## Task:
Transcribe all of the records precisely as they are presented.

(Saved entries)
** Start **

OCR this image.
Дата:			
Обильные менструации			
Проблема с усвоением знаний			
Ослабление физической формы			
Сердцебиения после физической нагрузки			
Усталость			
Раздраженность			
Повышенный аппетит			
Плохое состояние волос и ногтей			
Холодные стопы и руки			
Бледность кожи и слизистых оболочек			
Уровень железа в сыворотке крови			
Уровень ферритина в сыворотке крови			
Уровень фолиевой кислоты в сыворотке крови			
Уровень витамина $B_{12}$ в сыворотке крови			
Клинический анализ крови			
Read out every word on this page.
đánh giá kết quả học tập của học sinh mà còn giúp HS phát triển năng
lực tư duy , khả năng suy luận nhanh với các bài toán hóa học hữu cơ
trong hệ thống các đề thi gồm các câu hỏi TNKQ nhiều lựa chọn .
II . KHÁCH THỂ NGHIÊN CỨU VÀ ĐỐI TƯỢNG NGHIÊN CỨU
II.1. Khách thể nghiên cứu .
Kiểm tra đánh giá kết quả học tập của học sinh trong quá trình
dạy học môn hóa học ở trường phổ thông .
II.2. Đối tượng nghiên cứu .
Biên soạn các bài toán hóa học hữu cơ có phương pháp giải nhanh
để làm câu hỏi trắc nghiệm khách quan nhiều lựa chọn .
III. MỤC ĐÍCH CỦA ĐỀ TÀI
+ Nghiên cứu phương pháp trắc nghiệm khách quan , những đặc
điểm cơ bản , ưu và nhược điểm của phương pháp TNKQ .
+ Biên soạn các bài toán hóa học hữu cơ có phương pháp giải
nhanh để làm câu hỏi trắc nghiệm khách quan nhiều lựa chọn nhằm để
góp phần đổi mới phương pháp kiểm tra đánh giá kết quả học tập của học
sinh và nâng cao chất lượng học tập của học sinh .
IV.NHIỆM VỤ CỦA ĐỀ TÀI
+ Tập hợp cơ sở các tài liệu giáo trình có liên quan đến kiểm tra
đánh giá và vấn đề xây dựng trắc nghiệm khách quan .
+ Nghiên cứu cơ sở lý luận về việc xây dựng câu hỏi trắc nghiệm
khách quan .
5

** End **

## Answer for the task:
OCR this image.
Дата:			
Обильные менструации			
Проблема с усвоением знаний			
Ослабление физической формы			
Сердцебиения после физической нагрузки			
Усталость			
Раздраженность			
Повышенный аппетит			
Плохое состояние волос и ногтей			
Холодные стопы и руки			
Бледность кожи и слизистых оболочек			
Уровень железа в сыворотке крови			
Уровень ферритина в сыворотке крови			
Уровень фолиевой кислоты в сыворотке крови			
Уровень витамина $B_{12}$ в сыворотке крови			
Клинический анализ крови			
Read out every word on this page.
đánh giá kết quả học tập của học sinh mà còn giúp HS phát triển năng
lực tư duy , khả năng suy luận nhanh với các bài toán hóa học hữu cơ
trong hệ thống các đề thi gồm các câu hỏi TNKQ nhiều lựa chọn .
II . KHÁCH THỂ NGHIÊN CỨU VÀ ĐỐI TƯỢNG NGHIÊN CỨU
II.1. Khách thể nghiên cứu .
Kiểm tra đánh giá kết quả học tập của học sinh trong quá trình
dạy học môn hóa học ở trường phổ thông .
II.2. Đối tượng nghiên cứu .
Biên soạn các bài toán hóa học hữu cơ có phương pháp giải nhanh
để làm câu hỏi trắc nghiệm khách quan nhiều lựa chọn .
III. MỤC ĐÍCH CỦA ĐỀ TÀI
+ Nghiên cứu phương pháp trắc nghiệm khách quan , những đặc
điểm cơ bản , ưu và nhược điểm của phương pháp TNKQ .
+ Biên soạn các bài toán hóa học hữu cơ có phương pháp giải
nhanh để làm câu hỏi trắc nghiệm khách quan nhiều lựa chọn nhằm để
góp phần đổi mới phương pháp kiểm tra đánh giá kết quả học tập của học
sinh và nâng cao chất lượng học tập của học sinh .
IV.NHIỆM VỤ CỦA ĐỀ TÀI
+ Tập hợp cơ sở các tài liệu giáo trình có liên quan đến kiểm tra
đánh giá và vấn đề xây dựng trắc nghiệm khách quan .
+ Nghiên cứu cơ sở lý luận về việc xây dựng câu hỏi trắc nghiệm
khách quan .
5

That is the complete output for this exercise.